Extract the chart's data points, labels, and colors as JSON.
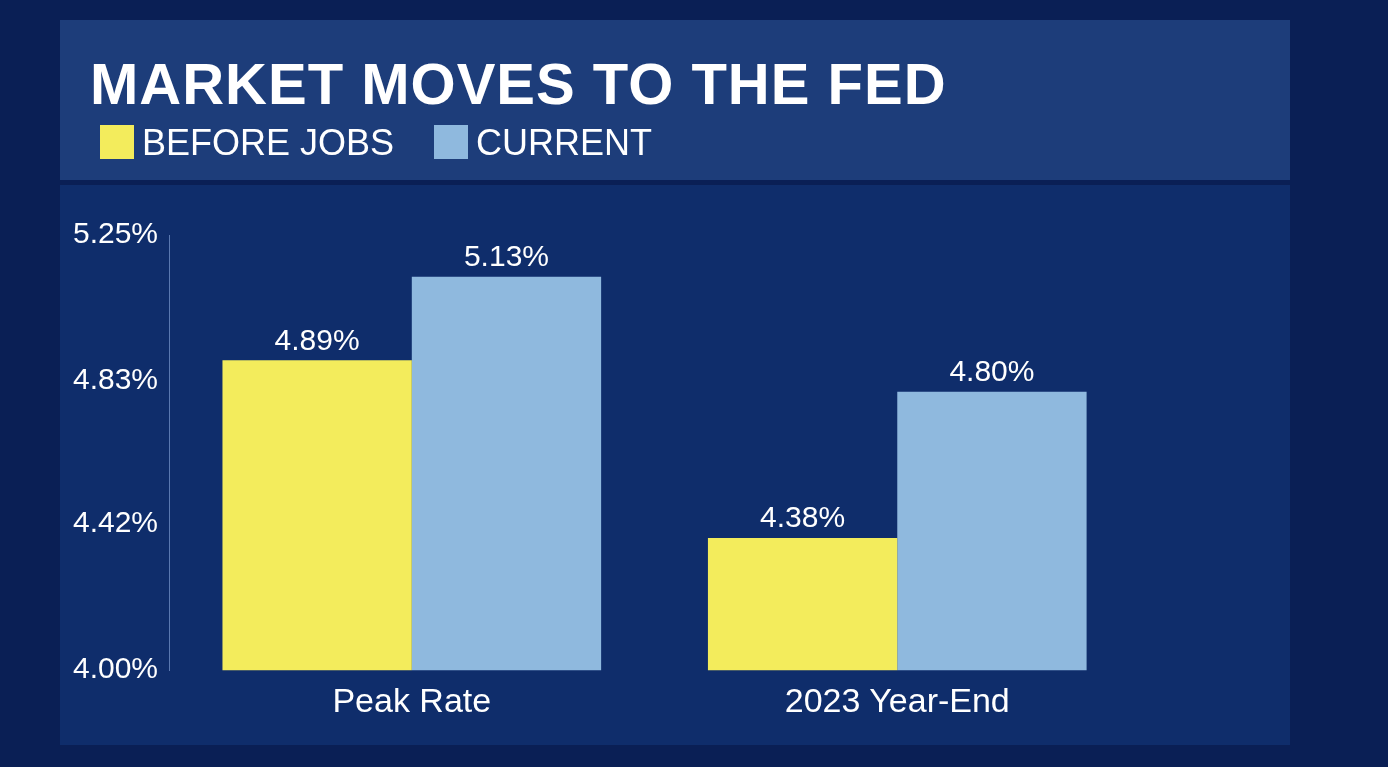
{
  "chart_data": {
    "type": "bar",
    "title": "MARKET MOVES TO THE FED",
    "categories": [
      "Peak Rate",
      "2023 Year-End"
    ],
    "series": [
      {
        "name": "BEFORE JOBS",
        "color": "#f3ec5c",
        "values": [
          4.89,
          4.38
        ],
        "value_labels": [
          "4.89%",
          "4.38%"
        ]
      },
      {
        "name": "CURRENT",
        "color": "#8fb9de",
        "values": [
          5.13,
          4.8
        ],
        "value_labels": [
          "5.13%",
          "4.80%"
        ]
      }
    ],
    "ylim": [
      4.0,
      5.25
    ],
    "yticks": [
      {
        "value": 4.0,
        "label": "4.00%"
      },
      {
        "value": 4.42,
        "label": "4.42%"
      },
      {
        "value": 4.83,
        "label": "4.83%"
      },
      {
        "value": 5.25,
        "label": "5.25%"
      }
    ],
    "grid": false,
    "legend": "top left"
  }
}
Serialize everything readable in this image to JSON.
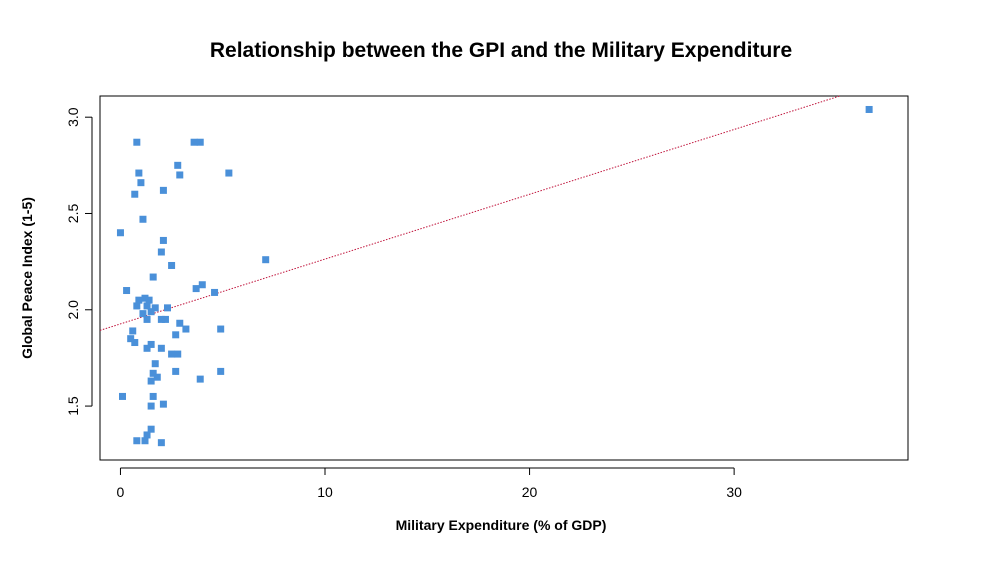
{
  "chart_data": {
    "type": "scatter",
    "title": "Relationship between the GPI and the Military Expenditure",
    "xlabel": "Military Expenditure (% of GDP)",
    "ylabel": "Global Peace Index (1-5)",
    "xlim": [
      -1.0,
      38.5
    ],
    "ylim": [
      1.22,
      3.11
    ],
    "x_ticks": [
      0,
      10,
      20,
      30
    ],
    "x_tick_labels": [
      "0",
      "10",
      "20",
      "30"
    ],
    "y_ticks": [
      1.5,
      2.0,
      2.5,
      3.0
    ],
    "y_tick_labels": [
      "1.5",
      "2.0",
      "2.5",
      "3.0"
    ],
    "grid": false,
    "point_color": "#4a90d9",
    "trendline": {
      "slope": 0.03365,
      "intercept": 1.9267,
      "color": "#c0143c",
      "style": "dotted"
    },
    "points": [
      {
        "x": 0.8,
        "y": 2.87
      },
      {
        "x": 3.6,
        "y": 2.87
      },
      {
        "x": 3.9,
        "y": 2.87
      },
      {
        "x": 2.8,
        "y": 2.75
      },
      {
        "x": 0.9,
        "y": 2.71
      },
      {
        "x": 5.3,
        "y": 2.71
      },
      {
        "x": 2.9,
        "y": 2.7
      },
      {
        "x": 1.0,
        "y": 2.66
      },
      {
        "x": 2.1,
        "y": 2.62
      },
      {
        "x": 0.7,
        "y": 2.6
      },
      {
        "x": 1.1,
        "y": 2.47
      },
      {
        "x": 0.0,
        "y": 2.4
      },
      {
        "x": 2.1,
        "y": 2.36
      },
      {
        "x": 2.0,
        "y": 2.3
      },
      {
        "x": 7.1,
        "y": 2.26
      },
      {
        "x": 2.5,
        "y": 2.23
      },
      {
        "x": 1.6,
        "y": 2.17
      },
      {
        "x": 4.0,
        "y": 2.13
      },
      {
        "x": 3.7,
        "y": 2.11
      },
      {
        "x": 0.3,
        "y": 2.1
      },
      {
        "x": 4.6,
        "y": 2.09
      },
      {
        "x": 1.2,
        "y": 2.06
      },
      {
        "x": 0.9,
        "y": 2.05
      },
      {
        "x": 1.4,
        "y": 2.05
      },
      {
        "x": 0.8,
        "y": 2.02
      },
      {
        "x": 1.3,
        "y": 2.02
      },
      {
        "x": 1.7,
        "y": 2.01
      },
      {
        "x": 2.3,
        "y": 2.01
      },
      {
        "x": 1.1,
        "y": 1.98
      },
      {
        "x": 1.5,
        "y": 1.99
      },
      {
        "x": 1.3,
        "y": 1.95
      },
      {
        "x": 2.0,
        "y": 1.95
      },
      {
        "x": 2.2,
        "y": 1.95
      },
      {
        "x": 2.9,
        "y": 1.93
      },
      {
        "x": 3.2,
        "y": 1.9
      },
      {
        "x": 4.9,
        "y": 1.9
      },
      {
        "x": 0.6,
        "y": 1.89
      },
      {
        "x": 2.7,
        "y": 1.87
      },
      {
        "x": 0.5,
        "y": 1.85
      },
      {
        "x": 0.7,
        "y": 1.83
      },
      {
        "x": 1.5,
        "y": 1.82
      },
      {
        "x": 1.3,
        "y": 1.8
      },
      {
        "x": 2.0,
        "y": 1.8
      },
      {
        "x": 2.5,
        "y": 1.77
      },
      {
        "x": 2.8,
        "y": 1.77
      },
      {
        "x": 1.7,
        "y": 1.72
      },
      {
        "x": 2.7,
        "y": 1.68
      },
      {
        "x": 4.9,
        "y": 1.68
      },
      {
        "x": 1.6,
        "y": 1.67
      },
      {
        "x": 1.8,
        "y": 1.65
      },
      {
        "x": 1.5,
        "y": 1.63
      },
      {
        "x": 3.9,
        "y": 1.64
      },
      {
        "x": 0.1,
        "y": 1.55
      },
      {
        "x": 1.6,
        "y": 1.55
      },
      {
        "x": 2.1,
        "y": 1.51
      },
      {
        "x": 1.5,
        "y": 1.5
      },
      {
        "x": 1.5,
        "y": 1.38
      },
      {
        "x": 1.3,
        "y": 1.35
      },
      {
        "x": 0.8,
        "y": 1.32
      },
      {
        "x": 1.2,
        "y": 1.32
      },
      {
        "x": 2.0,
        "y": 1.31
      },
      {
        "x": 36.6,
        "y": 3.04
      }
    ]
  }
}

-------

◆ DIRECTIVE:
Each entry gets copied exactly; the pictures stay out.

◆ FINAL ANSWER:
Extract the chart's data points, labels, and colors as JSON.
{
  "chart_data": {
    "type": "bar",
    "title": "MARKET MOVES TO THE FED",
    "categories": [
      "Peak Rate",
      "2023 Year-End"
    ],
    "series": [
      {
        "name": "BEFORE JOBS",
        "color": "#f3ec5c",
        "values": [
          4.89,
          4.38
        ],
        "value_labels": [
          "4.89%",
          "4.38%"
        ]
      },
      {
        "name": "CURRENT",
        "color": "#8fb9de",
        "values": [
          5.13,
          4.8
        ],
        "value_labels": [
          "5.13%",
          "4.80%"
        ]
      }
    ],
    "ylim": [
      4.0,
      5.25
    ],
    "yticks": [
      {
        "value": 4.0,
        "label": "4.00%"
      },
      {
        "value": 4.42,
        "label": "4.42%"
      },
      {
        "value": 4.83,
        "label": "4.83%"
      },
      {
        "value": 5.25,
        "label": "5.25%"
      }
    ],
    "grid": false,
    "legend": "top left"
  }
}
Serialize everything readable in this image to JSON.
{
  "chart_data": {
    "type": "scatter",
    "title": "Relationship between the GPI and the Military Expenditure",
    "xlabel": "Military Expenditure (% of GDP)",
    "ylabel": "Global Peace Index (1-5)",
    "xlim": [
      -1.0,
      38.5
    ],
    "ylim": [
      1.22,
      3.11
    ],
    "x_ticks": [
      0,
      10,
      20,
      30
    ],
    "x_tick_labels": [
      "0",
      "10",
      "20",
      "30"
    ],
    "y_ticks": [
      1.5,
      2.0,
      2.5,
      3.0
    ],
    "y_tick_labels": [
      "1.5",
      "2.0",
      "2.5",
      "3.0"
    ],
    "grid": false,
    "point_color": "#4a90d9",
    "trendline": {
      "slope": 0.03365,
      "intercept": 1.9267,
      "color": "#c0143c",
      "style": "dotted"
    },
    "points": [
      {
        "x": 0.8,
        "y": 2.87
      },
      {
        "x": 3.6,
        "y": 2.87
      },
      {
        "x": 3.9,
        "y": 2.87
      },
      {
        "x": 2.8,
        "y": 2.75
      },
      {
        "x": 0.9,
        "y": 2.71
      },
      {
        "x": 5.3,
        "y": 2.71
      },
      {
        "x": 2.9,
        "y": 2.7
      },
      {
        "x": 1.0,
        "y": 2.66
      },
      {
        "x": 2.1,
        "y": 2.62
      },
      {
        "x": 0.7,
        "y": 2.6
      },
      {
        "x": 1.1,
        "y": 2.47
      },
      {
        "x": 0.0,
        "y": 2.4
      },
      {
        "x": 2.1,
        "y": 2.36
      },
      {
        "x": 2.0,
        "y": 2.3
      },
      {
        "x": 7.1,
        "y": 2.26
      },
      {
        "x": 2.5,
        "y": 2.23
      },
      {
        "x": 1.6,
        "y": 2.17
      },
      {
        "x": 4.0,
        "y": 2.13
      },
      {
        "x": 3.7,
        "y": 2.11
      },
      {
        "x": 0.3,
        "y": 2.1
      },
      {
        "x": 4.6,
        "y": 2.09
      },
      {
        "x": 1.2,
        "y": 2.06
      },
      {
        "x": 0.9,
        "y": 2.05
      },
      {
        "x": 1.4,
        "y": 2.05
      },
      {
        "x": 0.8,
        "y": 2.02
      },
      {
        "x": 1.3,
        "y": 2.02
      },
      {
        "x": 1.7,
        "y": 2.01
      },
      {
        "x": 2.3,
        "y": 2.01
      },
      {
        "x": 1.1,
        "y": 1.98
      },
      {
        "x": 1.5,
        "y": 1.99
      },
      {
        "x": 1.3,
        "y": 1.95
      },
      {
        "x": 2.0,
        "y": 1.95
      },
      {
        "x": 2.2,
        "y": 1.95
      },
      {
        "x": 2.9,
        "y": 1.93
      },
      {
        "x": 3.2,
        "y": 1.9
      },
      {
        "x": 4.9,
        "y": 1.9
      },
      {
        "x": 0.6,
        "y": 1.89
      },
      {
        "x": 2.7,
        "y": 1.87
      },
      {
        "x": 0.5,
        "y": 1.85
      },
      {
        "x": 0.7,
        "y": 1.83
      },
      {
        "x": 1.5,
        "y": 1.82
      },
      {
        "x": 1.3,
        "y": 1.8
      },
      {
        "x": 2.0,
        "y": 1.8
      },
      {
        "x": 2.5,
        "y": 1.77
      },
      {
        "x": 2.8,
        "y": 1.77
      },
      {
        "x": 1.7,
        "y": 1.72
      },
      {
        "x": 2.7,
        "y": 1.68
      },
      {
        "x": 4.9,
        "y": 1.68
      },
      {
        "x": 1.6,
        "y": 1.67
      },
      {
        "x": 1.8,
        "y": 1.65
      },
      {
        "x": 1.5,
        "y": 1.63
      },
      {
        "x": 3.9,
        "y": 1.64
      },
      {
        "x": 0.1,
        "y": 1.55
      },
      {
        "x": 1.6,
        "y": 1.55
      },
      {
        "x": 2.1,
        "y": 1.51
      },
      {
        "x": 1.5,
        "y": 1.5
      },
      {
        "x": 1.5,
        "y": 1.38
      },
      {
        "x": 1.3,
        "y": 1.35
      },
      {
        "x": 0.8,
        "y": 1.32
      },
      {
        "x": 1.2,
        "y": 1.32
      },
      {
        "x": 2.0,
        "y": 1.31
      },
      {
        "x": 36.6,
        "y": 3.04
      }
    ]
  }
}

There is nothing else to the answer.